*What you need to do:* Look below and pull out each line with the word "duties".

[Stored data]
------------------------------------------------

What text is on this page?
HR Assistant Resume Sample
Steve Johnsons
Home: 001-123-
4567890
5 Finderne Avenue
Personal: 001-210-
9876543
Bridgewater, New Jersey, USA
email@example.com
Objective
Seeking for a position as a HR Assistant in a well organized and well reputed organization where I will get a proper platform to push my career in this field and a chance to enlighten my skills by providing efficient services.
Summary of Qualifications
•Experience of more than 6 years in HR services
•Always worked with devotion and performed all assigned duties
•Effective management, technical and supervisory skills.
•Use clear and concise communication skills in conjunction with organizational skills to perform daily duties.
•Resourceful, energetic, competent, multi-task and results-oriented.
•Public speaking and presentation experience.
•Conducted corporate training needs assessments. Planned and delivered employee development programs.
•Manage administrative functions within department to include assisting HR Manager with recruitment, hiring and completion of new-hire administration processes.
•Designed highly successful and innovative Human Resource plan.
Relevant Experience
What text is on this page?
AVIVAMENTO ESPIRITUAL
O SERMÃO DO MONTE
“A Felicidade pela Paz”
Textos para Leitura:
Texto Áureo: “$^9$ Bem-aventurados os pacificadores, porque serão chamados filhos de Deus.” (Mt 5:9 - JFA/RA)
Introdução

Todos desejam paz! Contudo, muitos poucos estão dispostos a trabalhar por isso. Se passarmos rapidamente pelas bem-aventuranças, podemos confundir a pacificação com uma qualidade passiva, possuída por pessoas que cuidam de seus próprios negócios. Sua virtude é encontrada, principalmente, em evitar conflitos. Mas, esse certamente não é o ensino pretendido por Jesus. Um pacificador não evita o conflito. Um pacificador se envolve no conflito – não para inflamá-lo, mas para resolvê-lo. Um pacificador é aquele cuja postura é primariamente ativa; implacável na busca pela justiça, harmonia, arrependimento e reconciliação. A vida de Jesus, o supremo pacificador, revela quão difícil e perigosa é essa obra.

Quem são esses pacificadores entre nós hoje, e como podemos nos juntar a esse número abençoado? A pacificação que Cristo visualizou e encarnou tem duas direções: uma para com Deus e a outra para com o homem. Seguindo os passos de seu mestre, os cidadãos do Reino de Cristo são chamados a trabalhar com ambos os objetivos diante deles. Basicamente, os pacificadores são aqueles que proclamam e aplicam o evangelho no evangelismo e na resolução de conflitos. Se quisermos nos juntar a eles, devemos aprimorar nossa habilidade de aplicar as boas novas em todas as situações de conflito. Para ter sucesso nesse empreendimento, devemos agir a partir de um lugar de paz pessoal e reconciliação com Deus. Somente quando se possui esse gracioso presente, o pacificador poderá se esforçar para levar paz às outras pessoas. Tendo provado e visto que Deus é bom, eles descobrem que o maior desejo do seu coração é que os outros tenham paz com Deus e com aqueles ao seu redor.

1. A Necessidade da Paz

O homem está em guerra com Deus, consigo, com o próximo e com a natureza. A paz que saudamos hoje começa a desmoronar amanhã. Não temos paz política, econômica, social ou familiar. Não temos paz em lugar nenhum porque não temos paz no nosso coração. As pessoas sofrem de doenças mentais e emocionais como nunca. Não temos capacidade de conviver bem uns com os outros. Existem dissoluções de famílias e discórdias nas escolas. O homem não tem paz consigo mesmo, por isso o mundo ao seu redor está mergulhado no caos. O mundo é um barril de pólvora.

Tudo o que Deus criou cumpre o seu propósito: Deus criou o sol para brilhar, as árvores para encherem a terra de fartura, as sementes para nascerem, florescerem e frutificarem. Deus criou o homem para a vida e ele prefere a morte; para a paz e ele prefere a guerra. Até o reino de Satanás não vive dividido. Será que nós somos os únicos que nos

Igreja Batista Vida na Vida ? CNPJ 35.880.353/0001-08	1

------------------------------------------------

*Answer below:*
•Always worked with devotion and performed all assigned duties
•Use clear and concise communication skills in conjunction with organizational skills to perform daily duties.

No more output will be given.